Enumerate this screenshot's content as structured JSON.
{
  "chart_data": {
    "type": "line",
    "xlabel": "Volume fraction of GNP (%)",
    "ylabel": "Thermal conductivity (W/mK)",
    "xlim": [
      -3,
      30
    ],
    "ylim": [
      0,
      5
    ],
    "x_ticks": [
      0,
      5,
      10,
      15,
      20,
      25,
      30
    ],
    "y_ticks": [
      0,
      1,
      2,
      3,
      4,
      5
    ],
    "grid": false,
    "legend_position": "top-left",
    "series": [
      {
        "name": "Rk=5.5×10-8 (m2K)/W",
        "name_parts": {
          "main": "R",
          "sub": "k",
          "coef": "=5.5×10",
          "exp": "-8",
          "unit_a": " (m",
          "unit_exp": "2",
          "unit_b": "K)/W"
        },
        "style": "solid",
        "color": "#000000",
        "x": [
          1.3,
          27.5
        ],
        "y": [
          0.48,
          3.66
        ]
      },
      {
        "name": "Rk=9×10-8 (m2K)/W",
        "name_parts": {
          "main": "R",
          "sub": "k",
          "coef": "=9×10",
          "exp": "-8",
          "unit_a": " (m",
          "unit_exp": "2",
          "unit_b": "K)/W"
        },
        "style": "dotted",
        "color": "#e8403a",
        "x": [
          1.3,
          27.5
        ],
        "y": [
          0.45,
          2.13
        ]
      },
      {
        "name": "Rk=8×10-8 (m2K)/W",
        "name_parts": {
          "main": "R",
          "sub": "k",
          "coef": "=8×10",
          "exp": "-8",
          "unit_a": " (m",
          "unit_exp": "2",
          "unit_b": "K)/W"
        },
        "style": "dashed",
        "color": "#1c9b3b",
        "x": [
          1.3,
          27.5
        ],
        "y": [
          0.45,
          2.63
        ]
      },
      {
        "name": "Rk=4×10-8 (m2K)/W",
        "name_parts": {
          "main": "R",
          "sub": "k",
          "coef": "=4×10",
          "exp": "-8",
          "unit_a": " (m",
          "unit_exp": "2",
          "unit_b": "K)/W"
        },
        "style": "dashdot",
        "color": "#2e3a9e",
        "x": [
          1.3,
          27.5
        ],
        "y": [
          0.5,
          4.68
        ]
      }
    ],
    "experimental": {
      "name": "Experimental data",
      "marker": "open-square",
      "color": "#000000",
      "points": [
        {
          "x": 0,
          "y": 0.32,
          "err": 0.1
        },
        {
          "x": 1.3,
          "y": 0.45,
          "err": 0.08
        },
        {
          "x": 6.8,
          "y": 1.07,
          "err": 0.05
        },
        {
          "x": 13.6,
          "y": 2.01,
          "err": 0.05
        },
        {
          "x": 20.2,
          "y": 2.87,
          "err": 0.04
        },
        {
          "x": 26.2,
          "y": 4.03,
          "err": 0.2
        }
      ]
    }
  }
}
......
Task to complete:
Go through the preceding material and copy each line that has the word "color".

Reply to the task:
        "color": "#000000",
        "color": "#e8403a",
        "color": "#1c9b3b",
        "color": "#2e3a9e",
      "color": "#000000",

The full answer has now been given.